* WHAT TO WORK ON:
Your task is to repeat the lines below exactly, excluding any pictures they contain.

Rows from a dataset
------------------------------

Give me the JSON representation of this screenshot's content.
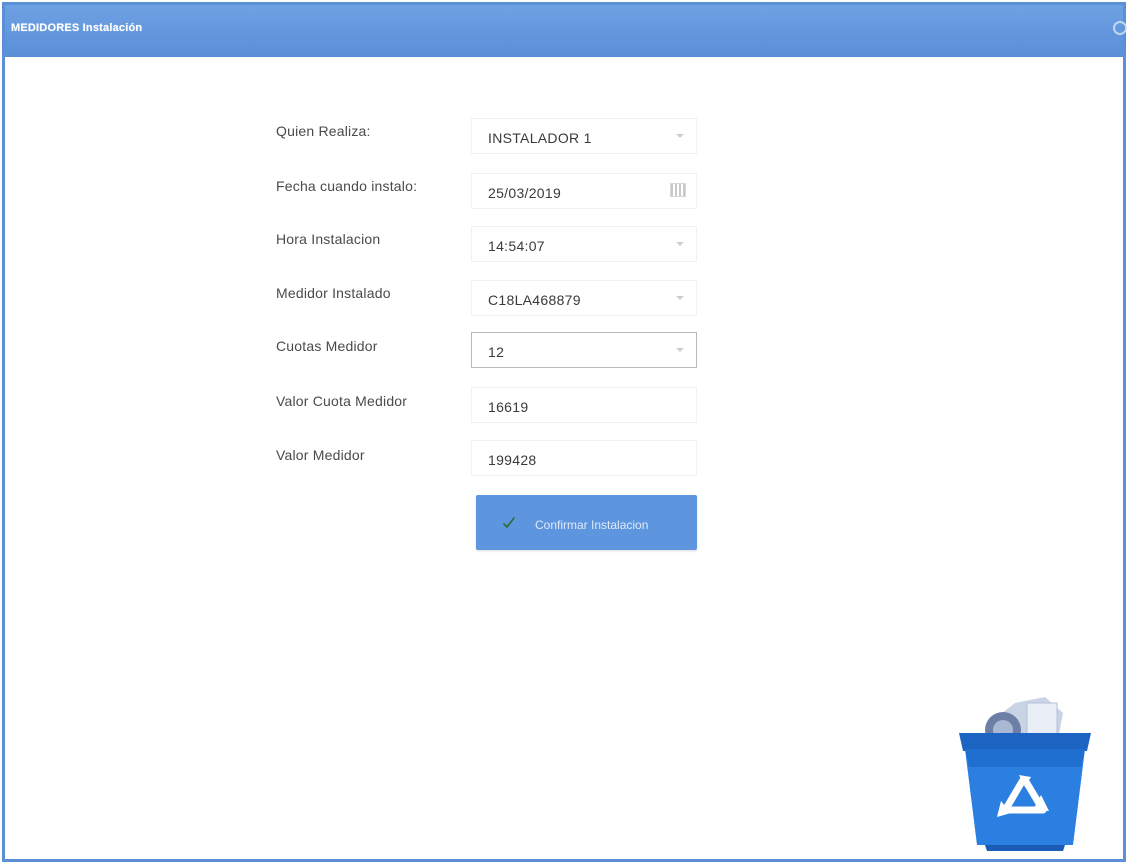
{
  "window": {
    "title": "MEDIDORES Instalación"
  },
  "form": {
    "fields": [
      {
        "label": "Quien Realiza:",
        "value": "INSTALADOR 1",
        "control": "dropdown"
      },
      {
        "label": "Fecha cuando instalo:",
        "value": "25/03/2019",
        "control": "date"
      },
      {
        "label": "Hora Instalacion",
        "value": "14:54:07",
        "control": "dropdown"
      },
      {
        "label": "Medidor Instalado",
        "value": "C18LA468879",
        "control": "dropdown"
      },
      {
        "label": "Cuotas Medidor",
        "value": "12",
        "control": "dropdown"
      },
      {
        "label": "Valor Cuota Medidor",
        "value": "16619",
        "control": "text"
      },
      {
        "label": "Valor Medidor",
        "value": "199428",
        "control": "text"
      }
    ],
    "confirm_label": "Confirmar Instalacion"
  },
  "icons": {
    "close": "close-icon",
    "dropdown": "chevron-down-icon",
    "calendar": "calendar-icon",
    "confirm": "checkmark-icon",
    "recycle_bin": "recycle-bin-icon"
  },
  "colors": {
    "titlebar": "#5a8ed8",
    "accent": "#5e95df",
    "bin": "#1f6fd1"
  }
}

------------------------------

* ANSWER TO THE PROBLEM:
Give me the JSON representation of this screenshot's content.
{
  "window": {
    "title": "MEDIDORES Instalación"
  },
  "form": {
    "fields": [
      {
        "label": "Quien Realiza:",
        "value": "INSTALADOR 1",
        "control": "dropdown"
      },
      {
        "label": "Fecha cuando instalo:",
        "value": "25/03/2019",
        "control": "date"
      },
      {
        "label": "Hora Instalacion",
        "value": "14:54:07",
        "control": "dropdown"
      },
      {
        "label": "Medidor Instalado",
        "value": "C18LA468879",
        "control": "dropdown"
      },
      {
        "label": "Cuotas Medidor",
        "value": "12",
        "control": "dropdown"
      },
      {
        "label": "Valor Cuota Medidor",
        "value": "16619",
        "control": "text"
      },
      {
        "label": "Valor Medidor",
        "value": "199428",
        "control": "text"
      }
    ],
    "confirm_label": "Confirmar Instalacion"
  },
  "icons": {
    "close": "close-icon",
    "dropdown": "chevron-down-icon",
    "calendar": "calendar-icon",
    "confirm": "checkmark-icon",
    "recycle_bin": "recycle-bin-icon"
  },
  "colors": {
    "titlebar": "#5a8ed8",
    "accent": "#5e95df",
    "bin": "#1f6fd1"
  }
}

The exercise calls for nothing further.